= WHAT THIS TASK INVOLVES =
Copy the rows below word for word.
═══ GIVEN RECORDS
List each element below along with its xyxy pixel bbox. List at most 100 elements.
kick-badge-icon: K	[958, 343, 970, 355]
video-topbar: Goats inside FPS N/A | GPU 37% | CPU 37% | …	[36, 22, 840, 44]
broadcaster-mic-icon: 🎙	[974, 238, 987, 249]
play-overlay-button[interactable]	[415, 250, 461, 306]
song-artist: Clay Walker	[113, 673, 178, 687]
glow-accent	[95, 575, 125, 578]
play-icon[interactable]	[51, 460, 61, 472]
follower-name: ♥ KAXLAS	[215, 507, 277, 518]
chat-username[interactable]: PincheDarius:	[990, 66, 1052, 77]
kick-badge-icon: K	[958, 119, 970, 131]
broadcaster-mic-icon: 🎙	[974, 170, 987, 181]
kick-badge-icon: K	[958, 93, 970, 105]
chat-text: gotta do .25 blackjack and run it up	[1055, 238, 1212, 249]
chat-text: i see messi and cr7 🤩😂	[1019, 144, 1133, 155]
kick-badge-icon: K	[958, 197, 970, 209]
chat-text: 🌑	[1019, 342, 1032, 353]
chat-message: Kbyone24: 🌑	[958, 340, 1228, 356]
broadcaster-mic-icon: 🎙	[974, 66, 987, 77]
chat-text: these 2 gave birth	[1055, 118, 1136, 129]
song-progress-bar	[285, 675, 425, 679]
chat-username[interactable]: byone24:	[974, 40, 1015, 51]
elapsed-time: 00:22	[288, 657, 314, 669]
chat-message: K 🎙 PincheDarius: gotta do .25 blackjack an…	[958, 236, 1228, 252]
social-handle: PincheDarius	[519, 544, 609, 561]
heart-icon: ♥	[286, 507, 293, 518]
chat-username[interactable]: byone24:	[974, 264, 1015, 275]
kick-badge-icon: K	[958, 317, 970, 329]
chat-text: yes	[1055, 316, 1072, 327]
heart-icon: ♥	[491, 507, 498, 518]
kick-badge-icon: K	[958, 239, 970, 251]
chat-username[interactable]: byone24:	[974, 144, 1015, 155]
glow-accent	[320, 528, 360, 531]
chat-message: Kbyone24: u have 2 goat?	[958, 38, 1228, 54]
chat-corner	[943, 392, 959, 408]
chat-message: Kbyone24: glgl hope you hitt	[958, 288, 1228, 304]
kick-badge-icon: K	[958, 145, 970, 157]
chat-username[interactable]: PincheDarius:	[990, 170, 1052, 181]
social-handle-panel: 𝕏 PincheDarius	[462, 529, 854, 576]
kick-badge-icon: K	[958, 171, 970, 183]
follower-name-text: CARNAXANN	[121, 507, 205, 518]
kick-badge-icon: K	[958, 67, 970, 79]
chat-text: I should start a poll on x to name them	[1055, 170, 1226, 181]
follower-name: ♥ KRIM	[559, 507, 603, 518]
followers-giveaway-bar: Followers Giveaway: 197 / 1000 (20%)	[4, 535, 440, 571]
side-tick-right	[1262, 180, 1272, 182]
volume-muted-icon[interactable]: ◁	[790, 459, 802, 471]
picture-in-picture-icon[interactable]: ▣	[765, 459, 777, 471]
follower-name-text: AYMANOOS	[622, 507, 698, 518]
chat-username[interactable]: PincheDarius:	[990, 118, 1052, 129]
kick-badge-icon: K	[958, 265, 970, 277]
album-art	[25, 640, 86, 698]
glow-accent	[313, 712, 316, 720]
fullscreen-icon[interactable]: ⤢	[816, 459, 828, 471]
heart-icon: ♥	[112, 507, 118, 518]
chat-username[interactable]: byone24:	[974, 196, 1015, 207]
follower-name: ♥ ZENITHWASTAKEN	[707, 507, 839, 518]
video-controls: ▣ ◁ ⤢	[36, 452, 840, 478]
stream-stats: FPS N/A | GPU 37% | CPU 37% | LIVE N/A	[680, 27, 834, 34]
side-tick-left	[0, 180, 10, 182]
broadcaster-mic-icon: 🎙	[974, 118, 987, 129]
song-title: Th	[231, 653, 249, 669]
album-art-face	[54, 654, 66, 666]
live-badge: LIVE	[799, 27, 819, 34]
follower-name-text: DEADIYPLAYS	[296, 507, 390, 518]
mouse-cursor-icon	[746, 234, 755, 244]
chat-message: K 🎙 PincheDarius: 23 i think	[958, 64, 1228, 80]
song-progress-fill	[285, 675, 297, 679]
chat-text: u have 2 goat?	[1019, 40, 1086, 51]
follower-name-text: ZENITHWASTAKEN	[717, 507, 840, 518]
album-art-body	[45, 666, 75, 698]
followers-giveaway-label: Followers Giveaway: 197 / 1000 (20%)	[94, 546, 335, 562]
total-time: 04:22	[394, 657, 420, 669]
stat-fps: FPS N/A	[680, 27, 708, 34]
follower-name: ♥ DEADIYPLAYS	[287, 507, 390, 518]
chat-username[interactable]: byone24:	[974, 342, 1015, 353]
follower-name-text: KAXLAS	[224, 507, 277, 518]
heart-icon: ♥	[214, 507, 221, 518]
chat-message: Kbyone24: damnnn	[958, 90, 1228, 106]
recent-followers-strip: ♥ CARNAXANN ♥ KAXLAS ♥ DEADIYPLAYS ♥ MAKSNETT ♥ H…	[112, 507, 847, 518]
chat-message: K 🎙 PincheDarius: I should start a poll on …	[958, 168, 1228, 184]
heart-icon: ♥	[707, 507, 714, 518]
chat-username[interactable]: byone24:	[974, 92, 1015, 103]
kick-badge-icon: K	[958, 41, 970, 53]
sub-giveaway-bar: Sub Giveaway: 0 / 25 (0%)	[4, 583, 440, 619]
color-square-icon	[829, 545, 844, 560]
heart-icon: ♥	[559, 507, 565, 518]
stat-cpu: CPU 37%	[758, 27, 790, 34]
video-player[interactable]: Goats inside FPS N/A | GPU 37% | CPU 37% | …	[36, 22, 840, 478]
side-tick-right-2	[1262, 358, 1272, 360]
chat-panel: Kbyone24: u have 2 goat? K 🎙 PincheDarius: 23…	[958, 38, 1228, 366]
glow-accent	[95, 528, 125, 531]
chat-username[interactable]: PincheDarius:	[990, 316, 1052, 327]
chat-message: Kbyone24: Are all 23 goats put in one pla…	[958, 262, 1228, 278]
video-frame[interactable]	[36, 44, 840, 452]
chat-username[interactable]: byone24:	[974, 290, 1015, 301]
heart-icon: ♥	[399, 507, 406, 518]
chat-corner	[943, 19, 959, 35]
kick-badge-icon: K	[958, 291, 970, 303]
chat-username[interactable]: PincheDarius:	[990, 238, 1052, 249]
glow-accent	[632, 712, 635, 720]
══════
= ANSWER IN FULL =
List each element below along with its xyxy pixel bbox. List at most 100 elements.
kick-badge-icon: K	[958, 343, 970, 355]
video-topbar: Goats inside FPS N/A | GPU 37% | CPU 37% | …	[36, 22, 840, 44]
broadcaster-mic-icon: 🎙	[974, 238, 987, 249]
play-overlay-button[interactable]	[415, 250, 461, 306]
song-artist: Clay Walker	[113, 673, 178, 687]
glow-accent	[95, 575, 125, 578]
play-icon[interactable]	[51, 460, 61, 472]
follower-name: ♥ KAXLAS	[215, 507, 277, 518]
chat-username[interactable]: PincheDarius:	[990, 66, 1052, 77]
kick-badge-icon: K	[958, 119, 970, 131]
broadcaster-mic-icon: 🎙	[974, 170, 987, 181]
kick-badge-icon: K	[958, 93, 970, 105]
chat-text: gotta do .25 blackjack and run it up	[1055, 238, 1212, 249]
chat-text: i see messi and cr7 🤩😂	[1019, 144, 1133, 155]
kick-badge-icon: K	[958, 197, 970, 209]
chat-text: 🌑	[1019, 342, 1032, 353]
chat-message: Kbyone24: 🌑	[958, 340, 1228, 356]
broadcaster-mic-icon: 🎙	[974, 66, 987, 77]
chat-text: these 2 gave birth	[1055, 118, 1136, 129]
song-progress-bar	[285, 675, 425, 679]
chat-username[interactable]: byone24:	[974, 40, 1015, 51]
elapsed-time: 00:22	[288, 657, 314, 669]
chat-message: K 🎙 PincheDarius: gotta do .25 blackjack an…	[958, 236, 1228, 252]
social-handle: PincheDarius	[519, 544, 609, 561]
heart-icon: ♥	[286, 507, 293, 518]
chat-username[interactable]: byone24:	[974, 264, 1015, 275]
kick-badge-icon: K	[958, 317, 970, 329]
chat-text: yes	[1055, 316, 1072, 327]
heart-icon: ♥	[491, 507, 498, 518]
kick-badge-icon: K	[958, 239, 970, 251]
chat-username[interactable]: byone24:	[974, 144, 1015, 155]
glow-accent	[320, 528, 360, 531]
chat-message: Kbyone24: u have 2 goat?	[958, 38, 1228, 54]
chat-corner	[943, 392, 959, 408]
chat-message: Kbyone24: glgl hope you hitt	[958, 288, 1228, 304]
kick-badge-icon: K	[958, 145, 970, 157]
chat-username[interactable]: PincheDarius:	[990, 170, 1052, 181]
social-handle-panel: 𝕏 PincheDarius	[462, 529, 854, 576]
kick-badge-icon: K	[958, 171, 970, 183]
follower-name-text: CARNAXANN	[121, 507, 205, 518]
kick-badge-icon: K	[958, 67, 970, 79]
chat-text: I should start a poll on x to name them	[1055, 170, 1226, 181]
follower-name: ♥ KRIM	[559, 507, 603, 518]
followers-giveaway-bar: Followers Giveaway: 197 / 1000 (20%)	[4, 535, 440, 571]
side-tick-right	[1262, 180, 1272, 182]
volume-muted-icon[interactable]: ◁	[790, 459, 802, 471]
picture-in-picture-icon[interactable]: ▣	[765, 459, 777, 471]
follower-name-text: AYMANOOS	[622, 507, 698, 518]
chat-username[interactable]: PincheDarius:	[990, 118, 1052, 129]
kick-badge-icon: K	[958, 265, 970, 277]
album-art	[25, 640, 86, 698]
glow-accent	[313, 712, 316, 720]
fullscreen-icon[interactable]: ⤢	[816, 459, 828, 471]
heart-icon: ♥	[112, 507, 118, 518]
chat-username[interactable]: byone24:	[974, 196, 1015, 207]
follower-name: ♥ ZENITHWASTAKEN	[707, 507, 839, 518]
video-controls: ▣ ◁ ⤢	[36, 452, 840, 478]
stream-stats: FPS N/A | GPU 37% | CPU 37% | LIVE N/A	[680, 27, 834, 34]
side-tick-left	[0, 180, 10, 182]
broadcaster-mic-icon: 🎙	[974, 118, 987, 129]
song-title: Th	[231, 653, 249, 669]
album-art-face	[54, 654, 66, 666]
live-badge: LIVE	[799, 27, 819, 34]
follower-name-text: DEADIYPLAYS	[296, 507, 390, 518]
mouse-cursor-icon	[746, 234, 755, 244]
chat-message: K 🎙 PincheDarius: 23 i think	[958, 64, 1228, 80]
song-progress-fill	[285, 675, 297, 679]
chat-text: u have 2 goat?	[1019, 40, 1086, 51]
follower-name-text: ZENITHWASTAKEN	[717, 507, 840, 518]
album-art-body	[45, 666, 75, 698]
followers-giveaway-label: Followers Giveaway: 197 / 1000 (20%)	[94, 546, 335, 562]
total-time: 04:22	[394, 657, 420, 669]
stat-fps: FPS N/A	[680, 27, 708, 34]
follower-name: ♥ DEADIYPLAYS	[287, 507, 390, 518]
chat-username[interactable]: byone24:	[974, 342, 1015, 353]
follower-name-text: KAXLAS	[224, 507, 277, 518]
heart-icon: ♥	[214, 507, 221, 518]
chat-message: Kbyone24: damnnn	[958, 90, 1228, 106]
recent-followers-strip: ♥ CARNAXANN ♥ KAXLAS ♥ DEADIYPLAYS ♥ MAKSNETT ♥ H…	[112, 507, 847, 518]
chat-message: K 🎙 PincheDarius: I should start a poll on …	[958, 168, 1228, 184]
heart-icon: ♥	[707, 507, 714, 518]
chat-username[interactable]: byone24:	[974, 92, 1015, 103]
kick-badge-icon: K	[958, 41, 970, 53]
sub-giveaway-bar: Sub Giveaway: 0 / 25 (0%)	[4, 583, 440, 619]
color-square-icon	[829, 545, 844, 560]
heart-icon: ♥	[559, 507, 565, 518]
stat-cpu: CPU 37%	[758, 27, 790, 34]
video-player[interactable]: Goats inside FPS N/A | GPU 37% | CPU 37% | …	[36, 22, 840, 478]
side-tick-right-2	[1262, 358, 1272, 360]
chat-panel: Kbyone24: u have 2 goat? K 🎙 PincheDarius: 23…	[958, 38, 1228, 366]
glow-accent	[95, 528, 125, 531]
chat-username[interactable]: PincheDarius:	[990, 316, 1052, 327]
chat-message: Kbyone24: Are all 23 goats put in one pla…	[958, 262, 1228, 278]
video-frame[interactable]	[36, 44, 840, 452]
chat-username[interactable]: byone24:	[974, 290, 1015, 301]
heart-icon: ♥	[399, 507, 406, 518]
chat-corner	[943, 19, 959, 35]
kick-badge-icon: K	[958, 291, 970, 303]
chat-username[interactable]: PincheDarius:	[990, 238, 1052, 249]
glow-accent	[632, 712, 635, 720]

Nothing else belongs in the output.